## SUPPLIED MATERIAL
★ ★ ★ ★ ★
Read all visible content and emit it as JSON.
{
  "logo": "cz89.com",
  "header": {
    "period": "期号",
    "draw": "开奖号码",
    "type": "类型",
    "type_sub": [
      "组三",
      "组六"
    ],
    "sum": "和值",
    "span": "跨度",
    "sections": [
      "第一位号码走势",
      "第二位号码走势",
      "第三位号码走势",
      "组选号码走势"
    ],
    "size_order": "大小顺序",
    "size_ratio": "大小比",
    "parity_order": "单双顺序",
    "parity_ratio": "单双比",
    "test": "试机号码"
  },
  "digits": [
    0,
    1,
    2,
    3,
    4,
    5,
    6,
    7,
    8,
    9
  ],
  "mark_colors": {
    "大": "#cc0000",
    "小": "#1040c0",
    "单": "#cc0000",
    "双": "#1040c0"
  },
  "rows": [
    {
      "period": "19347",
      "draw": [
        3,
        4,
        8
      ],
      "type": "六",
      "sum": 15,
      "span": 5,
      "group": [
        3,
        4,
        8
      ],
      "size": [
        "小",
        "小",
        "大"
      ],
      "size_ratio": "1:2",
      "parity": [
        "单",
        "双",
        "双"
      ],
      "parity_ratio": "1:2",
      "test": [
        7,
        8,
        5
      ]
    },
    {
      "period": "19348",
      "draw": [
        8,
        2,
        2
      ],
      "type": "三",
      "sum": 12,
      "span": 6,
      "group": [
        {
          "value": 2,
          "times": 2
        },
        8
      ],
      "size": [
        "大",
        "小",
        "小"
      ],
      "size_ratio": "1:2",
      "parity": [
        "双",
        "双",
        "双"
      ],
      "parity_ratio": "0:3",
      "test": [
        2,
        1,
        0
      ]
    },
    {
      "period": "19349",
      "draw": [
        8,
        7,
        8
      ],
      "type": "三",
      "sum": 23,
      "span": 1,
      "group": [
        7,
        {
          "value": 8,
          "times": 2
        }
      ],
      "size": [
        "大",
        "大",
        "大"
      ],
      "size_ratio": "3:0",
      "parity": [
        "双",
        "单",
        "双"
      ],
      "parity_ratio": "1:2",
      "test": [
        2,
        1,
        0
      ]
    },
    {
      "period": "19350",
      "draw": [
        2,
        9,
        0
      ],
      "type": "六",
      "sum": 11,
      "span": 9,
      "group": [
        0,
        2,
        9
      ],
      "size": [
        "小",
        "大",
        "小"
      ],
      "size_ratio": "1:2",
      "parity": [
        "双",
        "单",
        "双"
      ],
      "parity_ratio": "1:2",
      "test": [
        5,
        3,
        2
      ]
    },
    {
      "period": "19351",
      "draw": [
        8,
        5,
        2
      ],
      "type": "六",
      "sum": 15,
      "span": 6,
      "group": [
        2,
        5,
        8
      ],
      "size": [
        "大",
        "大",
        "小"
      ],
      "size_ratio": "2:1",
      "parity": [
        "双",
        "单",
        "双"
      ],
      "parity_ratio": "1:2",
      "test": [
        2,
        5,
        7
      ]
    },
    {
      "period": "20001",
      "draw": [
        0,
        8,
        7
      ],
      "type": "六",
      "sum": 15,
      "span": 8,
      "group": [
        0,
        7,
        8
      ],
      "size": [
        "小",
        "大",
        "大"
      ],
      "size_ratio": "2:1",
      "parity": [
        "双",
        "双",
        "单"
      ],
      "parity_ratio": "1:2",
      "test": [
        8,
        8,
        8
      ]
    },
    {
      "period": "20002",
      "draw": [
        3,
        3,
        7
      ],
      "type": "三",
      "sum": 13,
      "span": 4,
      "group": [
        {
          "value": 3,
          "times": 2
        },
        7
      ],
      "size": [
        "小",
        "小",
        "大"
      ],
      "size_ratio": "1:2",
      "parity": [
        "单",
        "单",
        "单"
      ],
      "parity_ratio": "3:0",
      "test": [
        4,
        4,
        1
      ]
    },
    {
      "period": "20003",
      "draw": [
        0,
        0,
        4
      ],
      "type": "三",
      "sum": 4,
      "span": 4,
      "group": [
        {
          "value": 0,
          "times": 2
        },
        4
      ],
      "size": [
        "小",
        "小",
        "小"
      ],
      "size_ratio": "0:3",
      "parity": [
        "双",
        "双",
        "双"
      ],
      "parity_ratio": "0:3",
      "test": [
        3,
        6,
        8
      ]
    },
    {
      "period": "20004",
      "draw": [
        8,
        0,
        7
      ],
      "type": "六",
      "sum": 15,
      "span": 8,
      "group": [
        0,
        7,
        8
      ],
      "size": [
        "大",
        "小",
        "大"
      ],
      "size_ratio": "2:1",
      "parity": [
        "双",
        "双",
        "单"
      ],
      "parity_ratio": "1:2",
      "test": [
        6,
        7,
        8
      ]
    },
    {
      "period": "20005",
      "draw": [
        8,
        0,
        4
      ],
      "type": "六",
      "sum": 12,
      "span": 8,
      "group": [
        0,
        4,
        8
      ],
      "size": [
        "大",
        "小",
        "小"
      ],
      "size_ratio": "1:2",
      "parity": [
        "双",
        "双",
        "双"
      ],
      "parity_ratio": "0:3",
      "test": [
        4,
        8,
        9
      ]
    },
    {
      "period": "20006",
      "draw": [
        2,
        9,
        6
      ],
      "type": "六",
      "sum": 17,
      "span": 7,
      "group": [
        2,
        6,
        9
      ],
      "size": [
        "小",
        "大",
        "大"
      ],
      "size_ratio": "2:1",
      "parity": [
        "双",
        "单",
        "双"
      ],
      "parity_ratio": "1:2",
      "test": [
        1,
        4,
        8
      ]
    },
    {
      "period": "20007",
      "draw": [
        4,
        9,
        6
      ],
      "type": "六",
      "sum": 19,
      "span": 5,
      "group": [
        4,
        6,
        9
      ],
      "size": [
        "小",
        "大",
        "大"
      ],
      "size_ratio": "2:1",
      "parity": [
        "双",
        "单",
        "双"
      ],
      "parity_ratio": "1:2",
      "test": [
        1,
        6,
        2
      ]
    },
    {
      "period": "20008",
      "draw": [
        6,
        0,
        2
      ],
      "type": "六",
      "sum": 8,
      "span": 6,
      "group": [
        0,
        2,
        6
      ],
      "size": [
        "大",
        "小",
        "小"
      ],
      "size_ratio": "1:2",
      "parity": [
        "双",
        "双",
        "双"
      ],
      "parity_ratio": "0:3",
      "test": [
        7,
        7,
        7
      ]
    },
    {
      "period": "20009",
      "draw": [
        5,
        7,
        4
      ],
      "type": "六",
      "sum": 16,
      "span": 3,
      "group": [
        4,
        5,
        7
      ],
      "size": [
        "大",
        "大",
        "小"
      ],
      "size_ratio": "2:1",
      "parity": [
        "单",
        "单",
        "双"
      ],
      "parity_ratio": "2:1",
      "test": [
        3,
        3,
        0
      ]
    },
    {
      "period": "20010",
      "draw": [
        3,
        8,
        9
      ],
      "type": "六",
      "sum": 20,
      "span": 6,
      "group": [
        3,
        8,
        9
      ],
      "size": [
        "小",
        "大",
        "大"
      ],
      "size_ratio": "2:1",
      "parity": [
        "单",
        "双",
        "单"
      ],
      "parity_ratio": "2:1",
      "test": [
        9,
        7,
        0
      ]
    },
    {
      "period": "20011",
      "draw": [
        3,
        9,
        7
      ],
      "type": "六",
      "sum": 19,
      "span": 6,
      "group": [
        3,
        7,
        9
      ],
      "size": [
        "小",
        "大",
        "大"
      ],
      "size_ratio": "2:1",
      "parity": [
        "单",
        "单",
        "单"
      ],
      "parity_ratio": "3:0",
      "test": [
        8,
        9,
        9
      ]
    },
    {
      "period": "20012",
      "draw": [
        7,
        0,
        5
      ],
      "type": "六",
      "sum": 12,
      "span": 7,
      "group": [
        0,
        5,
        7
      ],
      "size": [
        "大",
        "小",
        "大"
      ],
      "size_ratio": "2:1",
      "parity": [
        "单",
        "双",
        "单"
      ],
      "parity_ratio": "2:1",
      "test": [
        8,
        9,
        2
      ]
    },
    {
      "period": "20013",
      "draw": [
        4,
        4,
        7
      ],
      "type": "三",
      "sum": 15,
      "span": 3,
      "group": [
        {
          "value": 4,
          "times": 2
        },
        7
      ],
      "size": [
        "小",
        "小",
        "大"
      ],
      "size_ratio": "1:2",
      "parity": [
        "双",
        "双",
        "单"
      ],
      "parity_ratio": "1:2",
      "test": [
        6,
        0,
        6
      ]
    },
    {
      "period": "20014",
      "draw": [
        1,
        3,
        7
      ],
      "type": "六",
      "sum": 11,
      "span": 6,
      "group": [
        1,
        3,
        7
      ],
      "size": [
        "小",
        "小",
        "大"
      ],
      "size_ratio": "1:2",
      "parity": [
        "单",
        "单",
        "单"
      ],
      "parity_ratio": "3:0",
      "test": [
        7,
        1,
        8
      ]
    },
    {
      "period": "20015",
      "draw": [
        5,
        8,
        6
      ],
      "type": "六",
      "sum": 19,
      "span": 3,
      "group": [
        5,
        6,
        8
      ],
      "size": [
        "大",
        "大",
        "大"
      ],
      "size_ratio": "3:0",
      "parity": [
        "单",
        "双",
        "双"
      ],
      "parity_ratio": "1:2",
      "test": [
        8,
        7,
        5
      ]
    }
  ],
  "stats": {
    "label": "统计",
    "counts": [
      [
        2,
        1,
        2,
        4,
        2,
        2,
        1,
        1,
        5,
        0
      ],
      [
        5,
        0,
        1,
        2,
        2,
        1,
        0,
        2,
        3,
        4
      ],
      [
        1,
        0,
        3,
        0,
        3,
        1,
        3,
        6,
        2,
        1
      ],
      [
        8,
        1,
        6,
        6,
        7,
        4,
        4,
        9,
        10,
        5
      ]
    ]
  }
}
★ ★ ★ ★ ★
## WHAT THE EXERCISE ASKS
Select all lines with the word "value" from the entries above.

## SOLVED EXERCISE
          "value": 2,
          "value": 8,
          "value": 3,
          "value": 0,
          "value": 4,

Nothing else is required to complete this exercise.